What the exercise asks
Please set down, word for word, the lines of the items, starting with the very first line and going on through the line that contains "colorbar-swatch [1061, 813, 1101, 845]". Include both of those lines.
── Information given
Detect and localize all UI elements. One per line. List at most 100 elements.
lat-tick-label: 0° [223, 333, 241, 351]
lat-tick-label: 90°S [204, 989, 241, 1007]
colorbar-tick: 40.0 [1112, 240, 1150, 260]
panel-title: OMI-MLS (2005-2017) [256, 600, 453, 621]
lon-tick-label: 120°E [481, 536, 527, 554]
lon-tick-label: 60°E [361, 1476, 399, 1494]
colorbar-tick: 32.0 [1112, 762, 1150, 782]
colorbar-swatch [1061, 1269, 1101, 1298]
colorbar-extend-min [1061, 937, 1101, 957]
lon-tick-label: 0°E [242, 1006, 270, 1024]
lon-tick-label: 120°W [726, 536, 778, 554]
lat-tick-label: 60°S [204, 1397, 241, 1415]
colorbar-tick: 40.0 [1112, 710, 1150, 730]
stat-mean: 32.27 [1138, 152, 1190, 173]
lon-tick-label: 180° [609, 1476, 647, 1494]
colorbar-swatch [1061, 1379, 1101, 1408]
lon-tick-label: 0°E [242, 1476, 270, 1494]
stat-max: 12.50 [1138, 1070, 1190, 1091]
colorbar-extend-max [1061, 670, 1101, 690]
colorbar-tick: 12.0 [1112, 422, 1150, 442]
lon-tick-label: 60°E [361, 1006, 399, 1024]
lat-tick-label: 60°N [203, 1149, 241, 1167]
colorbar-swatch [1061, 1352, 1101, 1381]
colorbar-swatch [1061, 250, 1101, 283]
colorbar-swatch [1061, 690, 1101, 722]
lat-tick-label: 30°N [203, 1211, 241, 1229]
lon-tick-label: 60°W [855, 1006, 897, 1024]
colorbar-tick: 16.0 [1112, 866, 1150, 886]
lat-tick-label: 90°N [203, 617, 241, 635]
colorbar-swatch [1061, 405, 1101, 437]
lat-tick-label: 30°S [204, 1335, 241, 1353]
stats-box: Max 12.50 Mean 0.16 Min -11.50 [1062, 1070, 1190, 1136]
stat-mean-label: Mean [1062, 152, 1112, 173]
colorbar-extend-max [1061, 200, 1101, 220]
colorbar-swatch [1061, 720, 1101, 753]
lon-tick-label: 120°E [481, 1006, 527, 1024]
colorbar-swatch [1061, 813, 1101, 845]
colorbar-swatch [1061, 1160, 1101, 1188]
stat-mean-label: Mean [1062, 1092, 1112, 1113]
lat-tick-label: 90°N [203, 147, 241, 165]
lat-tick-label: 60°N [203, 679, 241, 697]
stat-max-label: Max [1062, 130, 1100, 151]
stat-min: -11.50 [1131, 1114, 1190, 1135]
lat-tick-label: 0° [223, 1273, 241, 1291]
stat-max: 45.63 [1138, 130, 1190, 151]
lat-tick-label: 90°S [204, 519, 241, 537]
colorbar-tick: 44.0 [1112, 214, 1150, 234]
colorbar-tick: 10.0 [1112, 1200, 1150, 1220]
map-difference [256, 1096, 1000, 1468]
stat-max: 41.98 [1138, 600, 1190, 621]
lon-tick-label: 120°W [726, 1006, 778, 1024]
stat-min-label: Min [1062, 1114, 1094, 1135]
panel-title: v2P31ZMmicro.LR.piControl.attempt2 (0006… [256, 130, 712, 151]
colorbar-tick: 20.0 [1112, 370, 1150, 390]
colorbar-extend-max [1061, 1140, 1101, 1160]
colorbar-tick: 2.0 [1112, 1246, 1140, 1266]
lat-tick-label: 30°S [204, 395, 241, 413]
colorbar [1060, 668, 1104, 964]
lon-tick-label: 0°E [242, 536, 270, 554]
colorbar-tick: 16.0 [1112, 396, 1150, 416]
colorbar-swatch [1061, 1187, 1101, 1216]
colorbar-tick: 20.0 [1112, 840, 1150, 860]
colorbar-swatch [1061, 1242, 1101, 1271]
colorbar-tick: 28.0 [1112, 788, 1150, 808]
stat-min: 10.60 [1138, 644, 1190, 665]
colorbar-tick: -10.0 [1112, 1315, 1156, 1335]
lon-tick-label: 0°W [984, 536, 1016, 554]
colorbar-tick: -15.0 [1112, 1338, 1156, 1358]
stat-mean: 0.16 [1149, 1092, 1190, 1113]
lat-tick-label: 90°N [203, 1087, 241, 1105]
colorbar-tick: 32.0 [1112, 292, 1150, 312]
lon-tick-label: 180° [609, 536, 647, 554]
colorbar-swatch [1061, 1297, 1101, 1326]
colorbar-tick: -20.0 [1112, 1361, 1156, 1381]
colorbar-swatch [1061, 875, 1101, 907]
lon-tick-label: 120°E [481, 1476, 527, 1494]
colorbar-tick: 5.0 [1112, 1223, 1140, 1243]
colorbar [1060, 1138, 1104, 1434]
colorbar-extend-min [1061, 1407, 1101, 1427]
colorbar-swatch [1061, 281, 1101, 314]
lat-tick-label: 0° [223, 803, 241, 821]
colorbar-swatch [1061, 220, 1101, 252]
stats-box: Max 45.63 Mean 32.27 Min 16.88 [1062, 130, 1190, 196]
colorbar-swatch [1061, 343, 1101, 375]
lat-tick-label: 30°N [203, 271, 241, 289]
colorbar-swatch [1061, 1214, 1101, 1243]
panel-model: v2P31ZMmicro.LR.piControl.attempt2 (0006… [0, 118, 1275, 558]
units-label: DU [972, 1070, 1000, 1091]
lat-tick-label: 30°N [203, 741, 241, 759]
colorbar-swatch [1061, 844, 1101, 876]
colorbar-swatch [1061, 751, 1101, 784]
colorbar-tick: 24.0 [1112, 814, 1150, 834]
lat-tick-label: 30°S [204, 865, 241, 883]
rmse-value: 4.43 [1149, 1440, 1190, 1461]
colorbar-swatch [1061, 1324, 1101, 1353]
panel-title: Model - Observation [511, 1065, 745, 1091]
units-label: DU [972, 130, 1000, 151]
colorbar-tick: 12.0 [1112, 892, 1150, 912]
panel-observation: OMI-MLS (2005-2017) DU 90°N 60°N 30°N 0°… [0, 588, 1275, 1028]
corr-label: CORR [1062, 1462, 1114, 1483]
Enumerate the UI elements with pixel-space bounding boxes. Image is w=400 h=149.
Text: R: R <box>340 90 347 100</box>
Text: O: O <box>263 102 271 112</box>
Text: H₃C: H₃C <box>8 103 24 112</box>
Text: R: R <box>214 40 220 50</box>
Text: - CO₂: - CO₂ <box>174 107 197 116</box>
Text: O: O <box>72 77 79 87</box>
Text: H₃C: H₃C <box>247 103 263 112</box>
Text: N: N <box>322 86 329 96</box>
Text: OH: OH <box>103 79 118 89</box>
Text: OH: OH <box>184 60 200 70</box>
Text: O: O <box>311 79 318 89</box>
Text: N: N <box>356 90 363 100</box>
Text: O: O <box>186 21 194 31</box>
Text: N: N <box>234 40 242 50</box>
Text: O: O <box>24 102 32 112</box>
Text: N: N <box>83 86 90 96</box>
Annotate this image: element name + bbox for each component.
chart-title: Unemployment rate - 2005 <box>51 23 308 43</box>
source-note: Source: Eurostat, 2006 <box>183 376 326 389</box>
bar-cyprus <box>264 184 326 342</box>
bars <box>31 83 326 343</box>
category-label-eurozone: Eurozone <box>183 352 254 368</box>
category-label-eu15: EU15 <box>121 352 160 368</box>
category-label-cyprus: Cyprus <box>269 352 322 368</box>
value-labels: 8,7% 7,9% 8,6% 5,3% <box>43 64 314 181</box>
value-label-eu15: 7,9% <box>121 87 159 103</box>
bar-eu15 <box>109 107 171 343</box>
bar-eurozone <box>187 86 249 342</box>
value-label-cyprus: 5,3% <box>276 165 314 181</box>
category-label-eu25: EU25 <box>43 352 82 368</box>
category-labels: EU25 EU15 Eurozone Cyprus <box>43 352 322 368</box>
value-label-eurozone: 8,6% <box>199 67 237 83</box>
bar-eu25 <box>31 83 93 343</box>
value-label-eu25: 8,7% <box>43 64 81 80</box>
────
Written response
Detect and localize all UI elements. One per line. List at most 100 elements.
lat-tick-label: 0° [223, 333, 241, 351]
lat-tick-label: 90°S [204, 989, 241, 1007]
colorbar-tick: 40.0 [1112, 240, 1150, 260]
panel-title: OMI-MLS (2005-2017) [256, 600, 453, 621]
lon-tick-label: 120°E [481, 536, 527, 554]
lon-tick-label: 60°E [361, 1476, 399, 1494]
colorbar-tick: 32.0 [1112, 762, 1150, 782]
colorbar-swatch [1061, 1269, 1101, 1298]
colorbar-extend-min [1061, 937, 1101, 957]
lon-tick-label: 0°E [242, 1006, 270, 1024]
lon-tick-label: 120°W [726, 536, 778, 554]
lat-tick-label: 60°S [204, 1397, 241, 1415]
colorbar-tick: 40.0 [1112, 710, 1150, 730]
stat-mean: 32.27 [1138, 152, 1190, 173]
lon-tick-label: 180° [609, 1476, 647, 1494]
colorbar-swatch [1061, 1379, 1101, 1408]
lon-tick-label: 0°E [242, 1476, 270, 1494]
stat-max: 12.50 [1138, 1070, 1190, 1091]
colorbar-extend-max [1061, 670, 1101, 690]
colorbar-tick: 12.0 [1112, 422, 1150, 442]
lon-tick-label: 60°E [361, 1006, 399, 1024]
lat-tick-label: 60°N [203, 1149, 241, 1167]
colorbar-swatch [1061, 1352, 1101, 1381]
colorbar-swatch [1061, 250, 1101, 283]
colorbar-swatch [1061, 690, 1101, 722]
lat-tick-label: 30°N [203, 1211, 241, 1229]
lon-tick-label: 60°W [855, 1006, 897, 1024]
colorbar-tick: 16.0 [1112, 866, 1150, 886]
lat-tick-label: 90°N [203, 617, 241, 635]
colorbar-swatch [1061, 405, 1101, 437]
lat-tick-label: 30°S [204, 1335, 241, 1353]
stats-box: Max 12.50 Mean 0.16 Min -11.50 [1062, 1070, 1190, 1136]
stat-mean-label: Mean [1062, 152, 1112, 173]
colorbar-extend-max [1061, 200, 1101, 220]
colorbar-swatch [1061, 720, 1101, 753]
lon-tick-label: 120°E [481, 1006, 527, 1024]
colorbar-swatch [1061, 813, 1101, 845]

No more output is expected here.